* WORK REQUIRED *
From the entries that follow, gather each line holding the word "Status".

* INFORMATION SUPPLIED *
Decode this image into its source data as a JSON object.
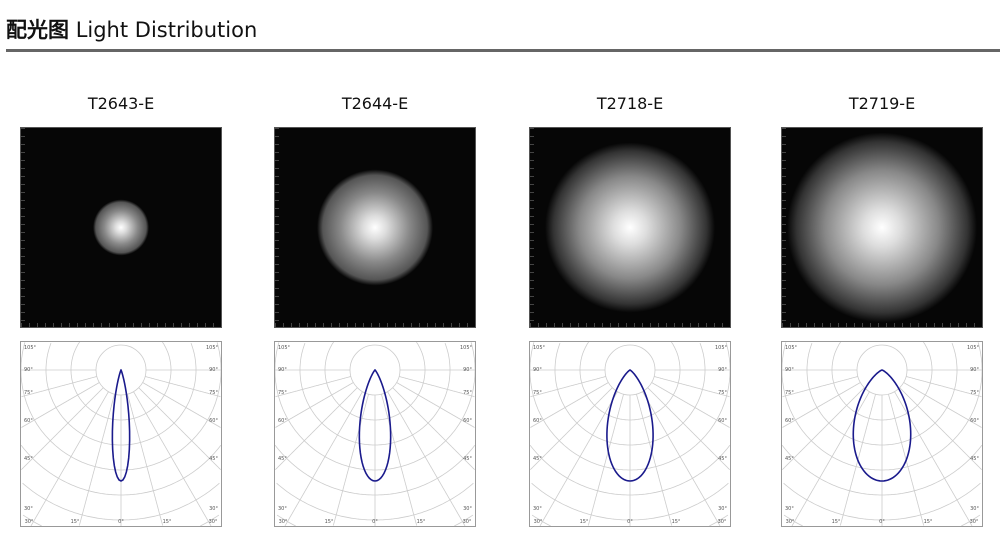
{
  "header": {
    "title_cn": "配光图",
    "title_en": "Light Distribution"
  },
  "polar_labels": {
    "left": [
      "105°",
      "90°",
      "75°",
      "60°",
      "45°",
      "30°"
    ],
    "bottom": [
      "30°",
      "15°",
      "0°",
      "15°",
      "30°"
    ]
  },
  "line_color": "#1a1a8c",
  "products": [
    {
      "name": "T2643-E",
      "spot_size": 0.28,
      "noise": false,
      "lobe_exponent": 60
    },
    {
      "name": "T2644-E",
      "spot_size": 0.58,
      "noise": false,
      "lobe_exponent": 18
    },
    {
      "name": "T2718-E",
      "spot_size": 0.85,
      "noise": true,
      "lobe_exponent": 8
    },
    {
      "name": "T2719-E",
      "spot_size": 0.95,
      "noise": true,
      "lobe_exponent": 5
    }
  ]
}
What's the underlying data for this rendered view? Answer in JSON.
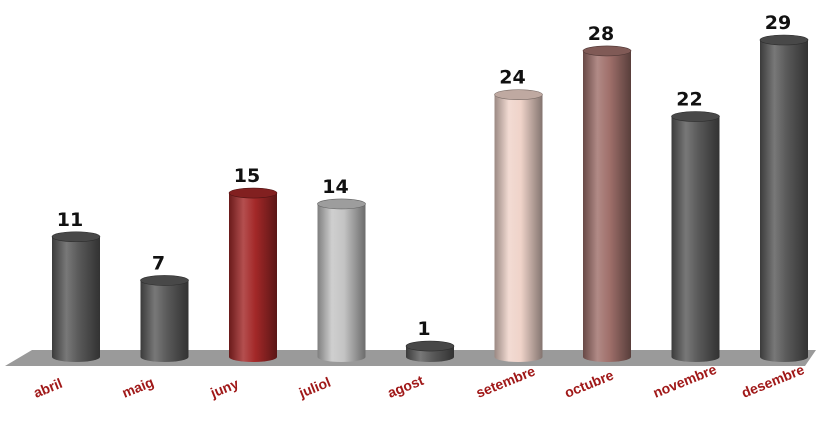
{
  "chart_data": {
    "type": "bar",
    "style": "3d-cylinder",
    "categories": [
      "abril",
      "maig",
      "juny",
      "juliol",
      "agost",
      "setembre",
      "octubre",
      "novembre",
      "desembre"
    ],
    "values": [
      11,
      7,
      15,
      14,
      1,
      24,
      28,
      22,
      29
    ],
    "bar_colors": [
      "#5a5a5a",
      "#5a5a5a",
      "#a32828",
      "#c4c4c4",
      "#5a5a5a",
      "#efd3c9",
      "#a0706b",
      "#5a5a5a",
      "#5a5a5a"
    ],
    "floor_color": "#9a9a9a",
    "category_label_color": "#a01818",
    "data_labels": true,
    "grid": false,
    "legend": "none",
    "ylim": [
      0,
      29
    ]
  }
}
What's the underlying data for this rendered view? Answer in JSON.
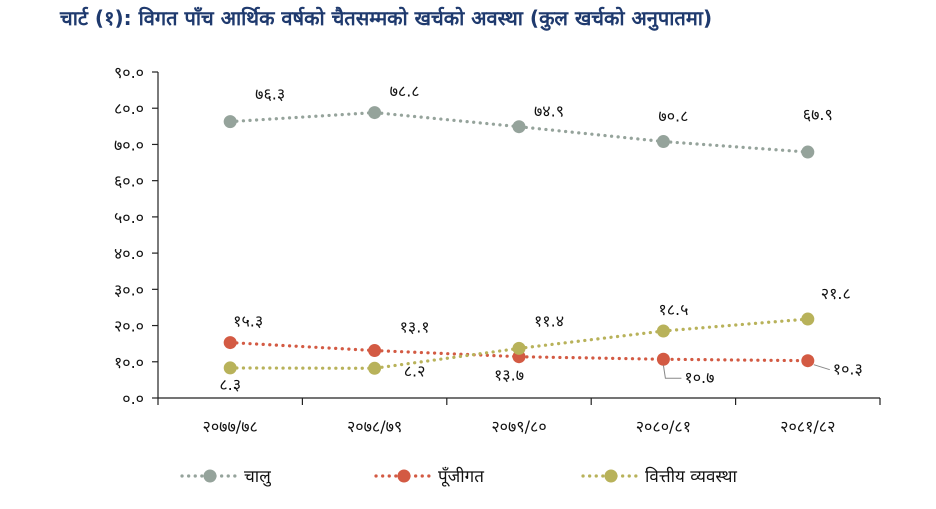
{
  "chart_data": {
    "type": "line",
    "title": "चार्ट (१): विगत पाँच आर्थिक वर्षको चैतसम्मको खर्चको अवस्था (कुल खर्चको अनुपातमा)",
    "categories": [
      "२०७७/७८",
      "२०७८/७९",
      "२०७९/८०",
      "२०८०/८१",
      "२०८१/८२"
    ],
    "ylim": [
      0,
      90
    ],
    "yticks": [
      "०.०",
      "१०.०",
      "२०.०",
      "३०.०",
      "४०.०",
      "५०.०",
      "६०.०",
      "७०.०",
      "८०.०",
      "९०.०"
    ],
    "grid": false,
    "legend_position": "bottom",
    "series": [
      {
        "name": "चालु",
        "color": "#95a39b",
        "values": [
          76.3,
          78.8,
          74.9,
          70.8,
          67.9
        ],
        "labels": [
          "७६.३",
          "७८.८",
          "७४.९",
          "७०.८",
          "६७.९"
        ]
      },
      {
        "name": "पूँजीगत",
        "color": "#d35a43",
        "values": [
          15.3,
          13.1,
          11.4,
          10.7,
          10.3
        ],
        "labels": [
          "१५.३",
          "१३.१",
          "११.४",
          "१०.७",
          "१०.३"
        ]
      },
      {
        "name": "वित्तीय व्यवस्था",
        "color": "#b8b25a",
        "values": [
          8.3,
          8.2,
          13.7,
          18.5,
          21.8
        ],
        "labels": [
          "८.३",
          "८.२",
          "१३.७",
          "१८.५",
          "२१.८"
        ]
      }
    ]
  }
}
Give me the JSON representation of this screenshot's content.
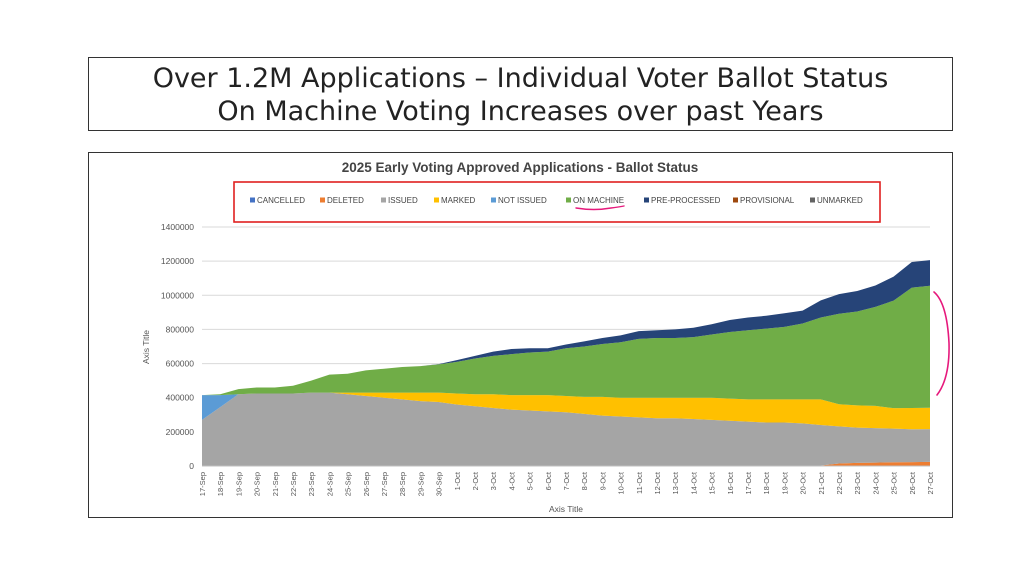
{
  "slide": {
    "title_line1": "Over 1.2M Applications – Individual Voter Ballot Status",
    "title_line2": "On Machine Voting Increases over past Years"
  },
  "colors": {
    "cancelled": "#4472c4",
    "deleted": "#ed7d31",
    "issued": "#a5a5a5",
    "marked": "#ffc000",
    "not_issued": "#5b9bd5",
    "on_machine": "#70ad47",
    "pre_processed": "#264478",
    "provisional": "#9e480e",
    "unmarked": "#636363",
    "legend_highlight": "#e0201f",
    "annotation": "#e6197c"
  },
  "chart_data": {
    "type": "area",
    "stacked": true,
    "title": "2025 Early Voting Approved Applications - Ballot Status",
    "xlabel": "Axis Title",
    "ylabel": "Axis Title",
    "ylim": [
      0,
      1400000
    ],
    "yticks": [
      0,
      200000,
      400000,
      600000,
      800000,
      1000000,
      1200000,
      1400000
    ],
    "ytick_labels": [
      "0",
      "200000",
      "400000",
      "600000",
      "800000",
      "1000000",
      "1200000",
      "1400000"
    ],
    "legend_position": "top",
    "categories": [
      "17-Sep",
      "18-Sep",
      "19-Sep",
      "20-Sep",
      "21-Sep",
      "22-Sep",
      "23-Sep",
      "24-Sep",
      "25-Sep",
      "26-Sep",
      "27-Sep",
      "28-Sep",
      "29-Sep",
      "30-Sep",
      "1-Oct",
      "2-Oct",
      "3-Oct",
      "4-Oct",
      "5-Oct",
      "6-Oct",
      "7-Oct",
      "8-Oct",
      "9-Oct",
      "10-Oct",
      "11-Oct",
      "12-Oct",
      "13-Oct",
      "14-Oct",
      "15-Oct",
      "16-Oct",
      "17-Oct",
      "18-Oct",
      "19-Oct",
      "20-Oct",
      "21-Oct",
      "22-Oct",
      "23-Oct",
      "24-Oct",
      "25-Oct",
      "26-Oct",
      "27-Oct"
    ],
    "series": [
      {
        "name": "CANCELLED",
        "key": "cancelled",
        "values": [
          0,
          0,
          0,
          0,
          0,
          0,
          0,
          0,
          0,
          0,
          0,
          0,
          0,
          0,
          0,
          0,
          0,
          0,
          0,
          0,
          0,
          0,
          0,
          0,
          0,
          0,
          0,
          0,
          0,
          0,
          0,
          0,
          0,
          0,
          0,
          0,
          0,
          0,
          0,
          0,
          0
        ]
      },
      {
        "name": "DELETED",
        "key": "deleted",
        "values": [
          3000,
          3000,
          3000,
          3000,
          3000,
          3000,
          3000,
          3000,
          3000,
          3000,
          3000,
          3000,
          3000,
          3000,
          3000,
          3000,
          3000,
          3000,
          3000,
          3000,
          3000,
          3000,
          3000,
          3000,
          3000,
          3000,
          3000,
          3000,
          3000,
          3000,
          3000,
          3000,
          3000,
          3000,
          3000,
          15000,
          18000,
          20000,
          22000,
          23000,
          24000
        ]
      },
      {
        "name": "ISSUED",
        "key": "issued",
        "values": [
          267000,
          342000,
          417000,
          422000,
          422000,
          422000,
          427000,
          427000,
          417000,
          407000,
          397000,
          387000,
          377000,
          372000,
          357000,
          347000,
          337000,
          327000,
          322000,
          317000,
          312000,
          302000,
          292000,
          287000,
          282000,
          277000,
          277000,
          272000,
          267000,
          262000,
          257000,
          252000,
          252000,
          247000,
          237000,
          217000,
          207000,
          202000,
          197000,
          192000,
          192000
        ]
      },
      {
        "name": "MARKED",
        "key": "marked",
        "values": [
          0,
          0,
          0,
          0,
          0,
          0,
          0,
          0,
          10000,
          20000,
          30000,
          40000,
          50000,
          55000,
          65000,
          70000,
          80000,
          85000,
          90000,
          95000,
          95000,
          100000,
          110000,
          110000,
          115000,
          120000,
          120000,
          125000,
          130000,
          130000,
          130000,
          135000,
          135000,
          140000,
          150000,
          130000,
          130000,
          130000,
          120000,
          125000,
          125000
        ]
      },
      {
        "name": "NOT ISSUED",
        "key": "not_issued",
        "values": [
          145000,
          70000,
          0,
          0,
          0,
          0,
          0,
          0,
          0,
          0,
          0,
          0,
          0,
          0,
          0,
          0,
          0,
          0,
          0,
          0,
          0,
          0,
          0,
          0,
          0,
          0,
          0,
          0,
          0,
          0,
          0,
          0,
          0,
          0,
          0,
          0,
          0,
          0,
          0,
          0,
          0
        ]
      },
      {
        "name": "ON MACHINE",
        "key": "on_machine",
        "values": [
          0,
          5000,
          30000,
          35000,
          35000,
          45000,
          70000,
          105000,
          110000,
          130000,
          140000,
          150000,
          155000,
          165000,
          185000,
          210000,
          225000,
          240000,
          250000,
          255000,
          280000,
          295000,
          310000,
          325000,
          345000,
          350000,
          350000,
          355000,
          370000,
          390000,
          405000,
          415000,
          425000,
          445000,
          480000,
          530000,
          550000,
          580000,
          630000,
          705000,
          715000
        ]
      },
      {
        "name": "PRE-PROCESSED",
        "key": "pre_processed",
        "values": [
          0,
          0,
          0,
          0,
          0,
          0,
          0,
          0,
          0,
          0,
          0,
          0,
          0,
          2000,
          10000,
          15000,
          25000,
          30000,
          25000,
          20000,
          22000,
          30000,
          35000,
          40000,
          45000,
          45000,
          50000,
          55000,
          60000,
          70000,
          75000,
          75000,
          80000,
          75000,
          100000,
          115000,
          120000,
          125000,
          140000,
          150000,
          150000
        ]
      },
      {
        "name": "PROVISIONAL",
        "key": "provisional",
        "values": [
          0,
          0,
          0,
          0,
          0,
          0,
          0,
          0,
          0,
          0,
          0,
          0,
          0,
          0,
          0,
          0,
          0,
          0,
          0,
          0,
          0,
          0,
          0,
          0,
          0,
          0,
          0,
          0,
          0,
          0,
          0,
          0,
          0,
          0,
          0,
          0,
          0,
          0,
          0,
          0,
          0
        ]
      },
      {
        "name": "UNMARKED",
        "key": "unmarked",
        "values": [
          0,
          0,
          0,
          0,
          0,
          0,
          0,
          0,
          0,
          0,
          0,
          0,
          0,
          0,
          0,
          0,
          0,
          0,
          0,
          0,
          0,
          0,
          0,
          0,
          0,
          0,
          0,
          0,
          0,
          0,
          0,
          0,
          0,
          0,
          0,
          0,
          0,
          0,
          0,
          0,
          0
        ]
      }
    ]
  }
}
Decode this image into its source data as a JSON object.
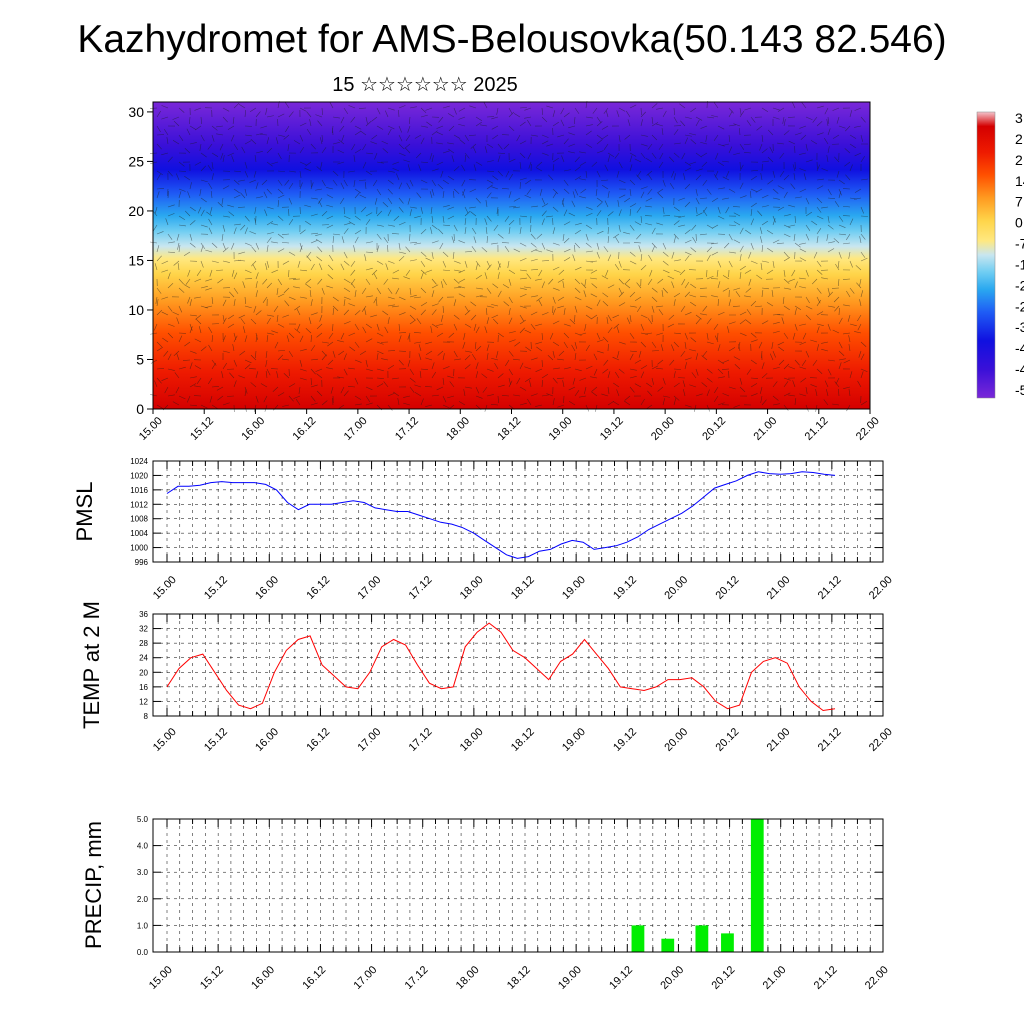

* IN RESPONSE *
    "title_line1": "Over 1.2M Applications – Individual Voter Ballot Status",
    "title": "2025 Early Voting Approved Applications - Ballot Status",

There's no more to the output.